TASK TO CARRY OUT. A single number is the answer here: how many lines of the entries contain "name"?

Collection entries
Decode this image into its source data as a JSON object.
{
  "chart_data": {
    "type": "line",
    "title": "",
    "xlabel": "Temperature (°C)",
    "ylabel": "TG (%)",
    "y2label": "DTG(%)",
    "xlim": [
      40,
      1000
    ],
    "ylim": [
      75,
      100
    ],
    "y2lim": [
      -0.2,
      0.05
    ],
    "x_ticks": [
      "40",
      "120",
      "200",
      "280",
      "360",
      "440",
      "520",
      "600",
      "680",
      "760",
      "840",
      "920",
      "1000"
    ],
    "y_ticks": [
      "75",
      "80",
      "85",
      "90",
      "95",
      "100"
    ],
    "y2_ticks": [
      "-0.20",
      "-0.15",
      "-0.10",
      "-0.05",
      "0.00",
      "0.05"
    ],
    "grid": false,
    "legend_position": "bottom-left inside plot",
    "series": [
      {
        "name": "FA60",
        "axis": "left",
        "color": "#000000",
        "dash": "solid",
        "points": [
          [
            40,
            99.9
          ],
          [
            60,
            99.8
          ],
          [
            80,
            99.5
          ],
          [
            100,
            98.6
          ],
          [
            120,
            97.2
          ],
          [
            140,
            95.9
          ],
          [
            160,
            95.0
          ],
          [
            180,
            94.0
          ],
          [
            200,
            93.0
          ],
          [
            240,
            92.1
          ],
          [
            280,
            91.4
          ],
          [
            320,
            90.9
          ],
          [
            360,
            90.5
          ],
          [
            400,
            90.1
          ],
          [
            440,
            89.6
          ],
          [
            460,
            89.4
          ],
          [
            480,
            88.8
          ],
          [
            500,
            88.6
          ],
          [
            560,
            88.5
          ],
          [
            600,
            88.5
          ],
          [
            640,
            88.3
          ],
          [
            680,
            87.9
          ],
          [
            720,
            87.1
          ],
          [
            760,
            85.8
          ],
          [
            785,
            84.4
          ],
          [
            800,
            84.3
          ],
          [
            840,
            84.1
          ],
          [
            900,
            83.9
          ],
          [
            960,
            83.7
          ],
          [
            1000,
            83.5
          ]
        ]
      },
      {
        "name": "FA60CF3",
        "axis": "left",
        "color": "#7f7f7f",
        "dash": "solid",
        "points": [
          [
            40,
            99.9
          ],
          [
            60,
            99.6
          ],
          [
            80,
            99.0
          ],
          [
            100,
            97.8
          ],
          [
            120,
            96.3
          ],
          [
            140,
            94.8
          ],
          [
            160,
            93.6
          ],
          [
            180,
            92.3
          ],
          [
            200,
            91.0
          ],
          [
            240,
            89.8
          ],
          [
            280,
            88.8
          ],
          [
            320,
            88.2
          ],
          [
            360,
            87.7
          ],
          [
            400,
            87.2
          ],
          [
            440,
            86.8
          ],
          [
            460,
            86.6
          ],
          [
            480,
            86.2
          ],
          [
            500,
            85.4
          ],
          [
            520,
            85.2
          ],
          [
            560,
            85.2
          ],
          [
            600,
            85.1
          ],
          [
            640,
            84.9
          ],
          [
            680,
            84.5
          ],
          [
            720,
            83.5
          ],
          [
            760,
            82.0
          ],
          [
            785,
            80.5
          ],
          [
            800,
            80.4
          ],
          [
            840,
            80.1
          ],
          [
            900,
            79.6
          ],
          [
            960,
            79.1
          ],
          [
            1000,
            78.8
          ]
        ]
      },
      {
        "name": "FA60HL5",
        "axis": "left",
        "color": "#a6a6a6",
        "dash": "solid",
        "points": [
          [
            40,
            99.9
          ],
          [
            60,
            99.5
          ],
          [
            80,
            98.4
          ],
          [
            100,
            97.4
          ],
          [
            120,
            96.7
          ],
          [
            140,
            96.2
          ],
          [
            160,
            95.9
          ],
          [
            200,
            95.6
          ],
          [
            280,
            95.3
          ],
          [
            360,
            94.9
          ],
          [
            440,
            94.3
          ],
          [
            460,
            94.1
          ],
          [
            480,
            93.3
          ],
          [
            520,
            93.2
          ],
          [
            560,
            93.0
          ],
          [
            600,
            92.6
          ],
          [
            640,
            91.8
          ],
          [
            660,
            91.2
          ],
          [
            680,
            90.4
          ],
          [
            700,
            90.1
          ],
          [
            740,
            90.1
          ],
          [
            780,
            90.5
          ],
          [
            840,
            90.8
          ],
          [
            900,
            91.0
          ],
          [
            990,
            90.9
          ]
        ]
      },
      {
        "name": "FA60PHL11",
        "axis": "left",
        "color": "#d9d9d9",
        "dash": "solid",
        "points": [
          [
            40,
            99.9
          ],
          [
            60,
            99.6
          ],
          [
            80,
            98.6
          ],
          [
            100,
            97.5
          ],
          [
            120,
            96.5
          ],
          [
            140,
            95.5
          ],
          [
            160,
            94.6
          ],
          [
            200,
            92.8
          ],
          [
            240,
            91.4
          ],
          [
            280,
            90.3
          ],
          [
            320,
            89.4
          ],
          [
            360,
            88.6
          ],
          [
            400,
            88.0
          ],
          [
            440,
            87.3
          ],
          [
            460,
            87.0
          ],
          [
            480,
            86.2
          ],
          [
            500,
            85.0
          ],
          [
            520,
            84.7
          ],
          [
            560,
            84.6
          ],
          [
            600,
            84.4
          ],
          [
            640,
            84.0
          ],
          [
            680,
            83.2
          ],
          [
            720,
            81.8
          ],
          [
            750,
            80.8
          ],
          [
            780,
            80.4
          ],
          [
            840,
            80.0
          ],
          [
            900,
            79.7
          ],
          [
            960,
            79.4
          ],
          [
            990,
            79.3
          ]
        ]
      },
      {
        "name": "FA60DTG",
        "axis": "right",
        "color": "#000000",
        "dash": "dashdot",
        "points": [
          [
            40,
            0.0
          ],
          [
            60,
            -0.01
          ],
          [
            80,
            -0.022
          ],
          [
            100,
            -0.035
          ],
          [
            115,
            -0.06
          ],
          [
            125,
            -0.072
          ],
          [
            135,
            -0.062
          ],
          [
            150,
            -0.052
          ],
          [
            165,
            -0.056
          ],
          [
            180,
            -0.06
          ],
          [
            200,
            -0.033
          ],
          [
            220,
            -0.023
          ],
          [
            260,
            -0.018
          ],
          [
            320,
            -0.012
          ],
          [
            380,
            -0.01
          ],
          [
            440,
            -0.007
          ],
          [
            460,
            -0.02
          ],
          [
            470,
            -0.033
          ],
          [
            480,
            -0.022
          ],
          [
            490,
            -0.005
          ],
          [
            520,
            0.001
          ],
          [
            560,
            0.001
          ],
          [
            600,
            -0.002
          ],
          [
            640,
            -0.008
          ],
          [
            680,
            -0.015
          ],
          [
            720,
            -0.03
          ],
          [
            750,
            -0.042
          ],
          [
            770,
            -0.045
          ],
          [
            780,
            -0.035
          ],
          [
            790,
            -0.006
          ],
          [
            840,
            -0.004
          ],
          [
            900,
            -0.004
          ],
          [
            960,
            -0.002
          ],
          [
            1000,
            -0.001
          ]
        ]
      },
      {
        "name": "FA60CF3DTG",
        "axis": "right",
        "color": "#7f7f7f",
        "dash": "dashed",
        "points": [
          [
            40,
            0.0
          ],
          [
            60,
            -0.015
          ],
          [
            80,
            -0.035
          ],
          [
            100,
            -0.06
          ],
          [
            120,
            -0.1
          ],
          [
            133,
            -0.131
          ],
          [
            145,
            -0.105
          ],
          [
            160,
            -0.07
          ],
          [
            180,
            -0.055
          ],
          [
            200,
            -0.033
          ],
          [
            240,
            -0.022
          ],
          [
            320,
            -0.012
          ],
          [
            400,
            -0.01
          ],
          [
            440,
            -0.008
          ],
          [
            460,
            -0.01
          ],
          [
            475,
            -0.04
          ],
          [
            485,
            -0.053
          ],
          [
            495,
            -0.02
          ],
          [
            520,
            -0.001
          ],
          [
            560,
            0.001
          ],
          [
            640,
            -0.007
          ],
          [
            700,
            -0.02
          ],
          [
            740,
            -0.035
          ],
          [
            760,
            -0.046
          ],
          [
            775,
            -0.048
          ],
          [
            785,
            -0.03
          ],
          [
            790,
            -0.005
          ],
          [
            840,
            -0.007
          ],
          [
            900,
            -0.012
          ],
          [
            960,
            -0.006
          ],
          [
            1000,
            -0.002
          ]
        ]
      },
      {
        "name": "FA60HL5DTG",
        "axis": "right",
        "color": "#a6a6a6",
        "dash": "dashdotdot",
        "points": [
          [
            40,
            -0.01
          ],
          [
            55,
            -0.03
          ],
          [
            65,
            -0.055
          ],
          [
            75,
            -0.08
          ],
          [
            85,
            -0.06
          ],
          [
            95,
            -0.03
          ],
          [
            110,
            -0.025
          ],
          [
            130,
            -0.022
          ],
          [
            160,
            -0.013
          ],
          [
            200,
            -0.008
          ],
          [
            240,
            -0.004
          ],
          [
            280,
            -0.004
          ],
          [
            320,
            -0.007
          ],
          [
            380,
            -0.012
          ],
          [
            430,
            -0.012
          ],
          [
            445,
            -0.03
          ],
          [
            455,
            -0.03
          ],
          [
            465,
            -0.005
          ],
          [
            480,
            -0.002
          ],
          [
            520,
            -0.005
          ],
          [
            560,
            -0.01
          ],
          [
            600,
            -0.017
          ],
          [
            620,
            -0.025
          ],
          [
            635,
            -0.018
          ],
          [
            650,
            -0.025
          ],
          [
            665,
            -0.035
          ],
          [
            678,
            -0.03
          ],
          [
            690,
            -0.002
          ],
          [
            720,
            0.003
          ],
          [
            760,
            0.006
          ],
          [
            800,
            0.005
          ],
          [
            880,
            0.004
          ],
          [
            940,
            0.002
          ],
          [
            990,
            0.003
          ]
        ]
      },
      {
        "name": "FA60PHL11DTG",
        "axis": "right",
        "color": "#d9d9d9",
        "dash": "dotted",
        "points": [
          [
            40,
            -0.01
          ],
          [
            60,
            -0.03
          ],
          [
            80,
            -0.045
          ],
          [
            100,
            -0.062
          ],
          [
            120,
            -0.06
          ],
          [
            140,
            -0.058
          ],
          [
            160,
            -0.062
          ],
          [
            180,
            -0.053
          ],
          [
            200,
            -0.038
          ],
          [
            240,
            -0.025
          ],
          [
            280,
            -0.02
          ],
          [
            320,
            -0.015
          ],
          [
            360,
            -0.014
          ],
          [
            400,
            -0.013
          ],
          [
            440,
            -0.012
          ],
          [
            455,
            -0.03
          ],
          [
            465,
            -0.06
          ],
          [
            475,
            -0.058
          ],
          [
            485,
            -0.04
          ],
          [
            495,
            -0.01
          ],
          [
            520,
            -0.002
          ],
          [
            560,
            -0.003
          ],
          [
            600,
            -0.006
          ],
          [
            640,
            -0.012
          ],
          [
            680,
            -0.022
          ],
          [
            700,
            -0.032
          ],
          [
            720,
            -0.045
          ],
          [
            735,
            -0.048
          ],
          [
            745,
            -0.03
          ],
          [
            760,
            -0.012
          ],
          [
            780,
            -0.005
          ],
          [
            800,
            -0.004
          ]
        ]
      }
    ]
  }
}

ANSWER TO THIS PROBLEM. 8